Work to be completed
Take every line from the listing below that includes "this" and copy it.

===== Data rows =====

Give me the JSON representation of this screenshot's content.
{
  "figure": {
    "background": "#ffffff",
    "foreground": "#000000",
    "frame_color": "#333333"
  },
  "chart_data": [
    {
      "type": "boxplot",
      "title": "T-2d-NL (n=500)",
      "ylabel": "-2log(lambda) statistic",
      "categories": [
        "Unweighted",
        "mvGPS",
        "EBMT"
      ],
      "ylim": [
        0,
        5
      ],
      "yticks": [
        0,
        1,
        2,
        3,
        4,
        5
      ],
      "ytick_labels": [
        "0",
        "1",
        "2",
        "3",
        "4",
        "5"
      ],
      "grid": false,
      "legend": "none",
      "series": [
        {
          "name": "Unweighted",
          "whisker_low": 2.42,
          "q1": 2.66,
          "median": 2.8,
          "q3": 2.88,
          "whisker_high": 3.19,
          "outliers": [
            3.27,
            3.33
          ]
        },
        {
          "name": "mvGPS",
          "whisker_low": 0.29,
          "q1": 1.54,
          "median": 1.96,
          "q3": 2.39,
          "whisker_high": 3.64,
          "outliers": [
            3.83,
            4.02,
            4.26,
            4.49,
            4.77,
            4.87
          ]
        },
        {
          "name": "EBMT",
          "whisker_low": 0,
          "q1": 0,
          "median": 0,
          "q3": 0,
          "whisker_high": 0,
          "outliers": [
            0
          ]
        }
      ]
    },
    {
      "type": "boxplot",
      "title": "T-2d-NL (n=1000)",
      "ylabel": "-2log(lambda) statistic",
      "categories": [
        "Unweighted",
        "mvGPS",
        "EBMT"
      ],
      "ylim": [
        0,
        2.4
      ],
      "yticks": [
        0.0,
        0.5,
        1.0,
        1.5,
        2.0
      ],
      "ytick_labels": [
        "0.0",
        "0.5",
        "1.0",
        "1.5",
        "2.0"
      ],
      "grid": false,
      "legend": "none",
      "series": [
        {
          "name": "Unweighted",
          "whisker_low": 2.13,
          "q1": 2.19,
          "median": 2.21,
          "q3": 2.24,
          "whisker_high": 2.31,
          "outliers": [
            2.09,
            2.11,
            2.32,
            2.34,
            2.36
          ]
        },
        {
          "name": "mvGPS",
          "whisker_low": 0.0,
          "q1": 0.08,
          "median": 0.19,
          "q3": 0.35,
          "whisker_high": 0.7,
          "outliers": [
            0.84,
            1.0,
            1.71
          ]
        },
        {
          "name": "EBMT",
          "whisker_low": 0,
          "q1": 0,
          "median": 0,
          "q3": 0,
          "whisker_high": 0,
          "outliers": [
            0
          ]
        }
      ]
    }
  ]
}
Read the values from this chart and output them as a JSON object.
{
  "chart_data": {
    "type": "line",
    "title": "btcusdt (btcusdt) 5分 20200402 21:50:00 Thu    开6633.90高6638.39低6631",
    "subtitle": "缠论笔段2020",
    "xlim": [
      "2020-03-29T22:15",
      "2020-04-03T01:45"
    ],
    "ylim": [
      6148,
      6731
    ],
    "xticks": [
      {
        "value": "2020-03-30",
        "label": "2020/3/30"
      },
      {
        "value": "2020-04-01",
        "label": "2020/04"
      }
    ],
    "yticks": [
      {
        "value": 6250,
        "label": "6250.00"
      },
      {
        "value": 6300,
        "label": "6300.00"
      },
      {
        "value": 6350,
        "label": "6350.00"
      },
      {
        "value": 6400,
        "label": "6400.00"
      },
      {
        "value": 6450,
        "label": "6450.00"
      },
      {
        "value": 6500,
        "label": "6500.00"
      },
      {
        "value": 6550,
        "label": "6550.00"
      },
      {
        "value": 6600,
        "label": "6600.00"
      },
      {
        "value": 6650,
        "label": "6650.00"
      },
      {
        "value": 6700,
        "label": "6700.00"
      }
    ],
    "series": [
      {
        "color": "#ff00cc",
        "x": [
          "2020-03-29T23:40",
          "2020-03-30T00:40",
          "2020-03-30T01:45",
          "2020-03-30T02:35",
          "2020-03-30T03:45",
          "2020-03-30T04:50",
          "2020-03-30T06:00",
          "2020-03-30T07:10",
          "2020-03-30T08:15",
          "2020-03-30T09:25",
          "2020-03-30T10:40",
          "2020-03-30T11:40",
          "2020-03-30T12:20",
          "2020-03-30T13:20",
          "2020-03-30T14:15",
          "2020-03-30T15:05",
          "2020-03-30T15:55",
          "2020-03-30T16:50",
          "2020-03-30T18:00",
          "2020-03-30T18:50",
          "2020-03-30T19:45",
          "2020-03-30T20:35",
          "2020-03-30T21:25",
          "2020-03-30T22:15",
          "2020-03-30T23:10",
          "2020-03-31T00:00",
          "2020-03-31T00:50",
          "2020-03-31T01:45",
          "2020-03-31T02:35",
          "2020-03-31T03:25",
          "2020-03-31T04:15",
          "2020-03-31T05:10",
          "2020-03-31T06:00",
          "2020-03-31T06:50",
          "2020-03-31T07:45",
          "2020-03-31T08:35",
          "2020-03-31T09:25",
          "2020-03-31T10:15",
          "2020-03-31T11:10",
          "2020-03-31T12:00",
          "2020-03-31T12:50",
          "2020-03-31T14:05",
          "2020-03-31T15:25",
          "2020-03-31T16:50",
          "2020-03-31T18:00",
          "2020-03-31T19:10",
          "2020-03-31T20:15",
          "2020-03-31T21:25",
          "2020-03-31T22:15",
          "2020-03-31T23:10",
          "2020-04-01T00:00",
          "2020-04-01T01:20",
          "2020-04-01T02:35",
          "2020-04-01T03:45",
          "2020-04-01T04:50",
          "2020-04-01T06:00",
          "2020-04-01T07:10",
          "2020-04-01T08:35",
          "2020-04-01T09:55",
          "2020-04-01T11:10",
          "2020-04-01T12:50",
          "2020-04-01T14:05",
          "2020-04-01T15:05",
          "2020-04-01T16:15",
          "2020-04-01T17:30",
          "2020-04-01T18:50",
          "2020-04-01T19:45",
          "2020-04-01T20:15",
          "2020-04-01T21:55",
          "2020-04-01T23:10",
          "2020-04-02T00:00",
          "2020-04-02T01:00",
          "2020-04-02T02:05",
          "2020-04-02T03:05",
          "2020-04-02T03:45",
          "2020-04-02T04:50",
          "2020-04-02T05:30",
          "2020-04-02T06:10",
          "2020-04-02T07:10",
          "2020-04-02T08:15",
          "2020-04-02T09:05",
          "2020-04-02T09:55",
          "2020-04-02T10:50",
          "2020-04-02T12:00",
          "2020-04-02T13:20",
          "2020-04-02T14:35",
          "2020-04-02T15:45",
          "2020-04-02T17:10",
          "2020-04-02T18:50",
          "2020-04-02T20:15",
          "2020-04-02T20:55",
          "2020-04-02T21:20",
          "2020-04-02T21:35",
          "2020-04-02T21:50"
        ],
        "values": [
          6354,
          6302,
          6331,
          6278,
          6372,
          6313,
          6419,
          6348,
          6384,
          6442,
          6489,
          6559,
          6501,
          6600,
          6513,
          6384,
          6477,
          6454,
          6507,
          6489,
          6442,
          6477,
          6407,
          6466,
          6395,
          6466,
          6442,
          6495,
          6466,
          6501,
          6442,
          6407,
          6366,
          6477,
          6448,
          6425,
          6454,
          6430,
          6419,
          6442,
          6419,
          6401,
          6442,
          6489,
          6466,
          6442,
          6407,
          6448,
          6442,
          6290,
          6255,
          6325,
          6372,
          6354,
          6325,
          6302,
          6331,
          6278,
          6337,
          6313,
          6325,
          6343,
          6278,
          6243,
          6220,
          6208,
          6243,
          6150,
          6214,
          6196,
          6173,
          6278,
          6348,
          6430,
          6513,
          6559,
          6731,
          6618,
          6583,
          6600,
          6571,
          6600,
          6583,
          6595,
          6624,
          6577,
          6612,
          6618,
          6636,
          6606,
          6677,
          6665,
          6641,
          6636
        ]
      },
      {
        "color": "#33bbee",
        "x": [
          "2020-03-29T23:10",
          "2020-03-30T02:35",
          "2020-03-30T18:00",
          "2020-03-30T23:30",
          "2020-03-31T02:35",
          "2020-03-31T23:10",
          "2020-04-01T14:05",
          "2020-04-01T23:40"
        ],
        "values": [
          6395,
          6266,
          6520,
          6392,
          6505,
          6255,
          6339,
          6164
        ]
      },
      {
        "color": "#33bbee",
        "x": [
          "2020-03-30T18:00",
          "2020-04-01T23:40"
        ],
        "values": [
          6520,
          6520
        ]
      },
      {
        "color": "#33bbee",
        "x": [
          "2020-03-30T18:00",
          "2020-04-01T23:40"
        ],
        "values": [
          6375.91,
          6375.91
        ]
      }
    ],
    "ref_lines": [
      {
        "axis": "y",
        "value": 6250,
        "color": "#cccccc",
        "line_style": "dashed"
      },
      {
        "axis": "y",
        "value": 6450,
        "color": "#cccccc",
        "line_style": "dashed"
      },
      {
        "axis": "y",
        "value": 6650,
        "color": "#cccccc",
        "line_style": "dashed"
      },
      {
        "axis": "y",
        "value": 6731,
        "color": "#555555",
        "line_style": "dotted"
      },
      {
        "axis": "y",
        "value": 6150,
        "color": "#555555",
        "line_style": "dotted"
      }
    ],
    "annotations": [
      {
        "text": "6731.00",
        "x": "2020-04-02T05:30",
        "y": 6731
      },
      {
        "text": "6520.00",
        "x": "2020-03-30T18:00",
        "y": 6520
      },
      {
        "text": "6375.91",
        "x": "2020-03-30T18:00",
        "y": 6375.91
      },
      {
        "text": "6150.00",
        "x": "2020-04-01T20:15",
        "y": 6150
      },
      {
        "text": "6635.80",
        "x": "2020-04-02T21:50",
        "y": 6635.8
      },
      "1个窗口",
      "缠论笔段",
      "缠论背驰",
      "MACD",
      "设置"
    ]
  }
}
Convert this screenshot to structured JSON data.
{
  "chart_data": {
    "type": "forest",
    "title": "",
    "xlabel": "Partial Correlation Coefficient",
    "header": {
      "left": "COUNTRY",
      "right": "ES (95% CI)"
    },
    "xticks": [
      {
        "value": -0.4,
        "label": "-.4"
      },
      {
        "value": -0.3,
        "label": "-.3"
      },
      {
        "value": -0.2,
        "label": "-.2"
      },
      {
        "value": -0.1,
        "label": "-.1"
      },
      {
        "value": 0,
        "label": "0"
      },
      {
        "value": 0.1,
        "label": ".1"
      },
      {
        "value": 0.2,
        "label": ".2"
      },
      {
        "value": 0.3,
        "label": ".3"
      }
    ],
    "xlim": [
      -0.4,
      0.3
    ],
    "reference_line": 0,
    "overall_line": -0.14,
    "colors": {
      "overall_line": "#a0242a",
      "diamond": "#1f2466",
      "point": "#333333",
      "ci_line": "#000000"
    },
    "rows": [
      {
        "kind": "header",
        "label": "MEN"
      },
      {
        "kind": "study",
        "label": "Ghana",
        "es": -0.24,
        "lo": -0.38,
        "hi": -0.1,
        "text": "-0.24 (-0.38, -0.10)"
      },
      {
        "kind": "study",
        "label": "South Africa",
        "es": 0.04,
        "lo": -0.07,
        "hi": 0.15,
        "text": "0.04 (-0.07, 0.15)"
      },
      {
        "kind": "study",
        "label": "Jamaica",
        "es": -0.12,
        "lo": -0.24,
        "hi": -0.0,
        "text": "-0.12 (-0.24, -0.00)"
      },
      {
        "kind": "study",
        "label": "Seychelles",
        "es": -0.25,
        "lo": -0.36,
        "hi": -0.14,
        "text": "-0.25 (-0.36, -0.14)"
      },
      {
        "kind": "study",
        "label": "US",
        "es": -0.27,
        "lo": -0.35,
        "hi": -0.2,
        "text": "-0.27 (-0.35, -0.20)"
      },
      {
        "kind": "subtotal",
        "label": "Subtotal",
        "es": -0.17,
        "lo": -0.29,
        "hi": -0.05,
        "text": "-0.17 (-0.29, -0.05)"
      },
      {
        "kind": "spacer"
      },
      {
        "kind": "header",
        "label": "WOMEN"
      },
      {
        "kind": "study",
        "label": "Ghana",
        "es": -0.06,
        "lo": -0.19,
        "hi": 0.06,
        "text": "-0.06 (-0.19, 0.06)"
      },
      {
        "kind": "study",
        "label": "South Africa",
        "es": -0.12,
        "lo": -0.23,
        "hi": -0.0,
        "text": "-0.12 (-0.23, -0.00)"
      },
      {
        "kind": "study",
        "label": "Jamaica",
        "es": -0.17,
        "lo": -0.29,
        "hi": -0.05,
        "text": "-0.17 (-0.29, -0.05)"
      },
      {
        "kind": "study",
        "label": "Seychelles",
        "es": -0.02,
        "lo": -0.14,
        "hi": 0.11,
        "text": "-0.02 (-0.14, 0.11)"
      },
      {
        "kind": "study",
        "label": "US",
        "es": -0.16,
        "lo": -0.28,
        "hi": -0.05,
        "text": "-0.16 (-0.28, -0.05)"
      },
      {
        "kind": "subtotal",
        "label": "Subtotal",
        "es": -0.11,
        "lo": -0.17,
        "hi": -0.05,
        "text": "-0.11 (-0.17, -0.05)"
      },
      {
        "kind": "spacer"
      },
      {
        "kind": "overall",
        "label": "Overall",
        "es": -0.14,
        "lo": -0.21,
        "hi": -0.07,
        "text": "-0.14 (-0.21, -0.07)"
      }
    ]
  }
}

=====

Final answer
Give me the JSON representation of this screenshot's content.
Read the values from this chart and output them as a JSON object.
Convert this screenshot to structured JSON data.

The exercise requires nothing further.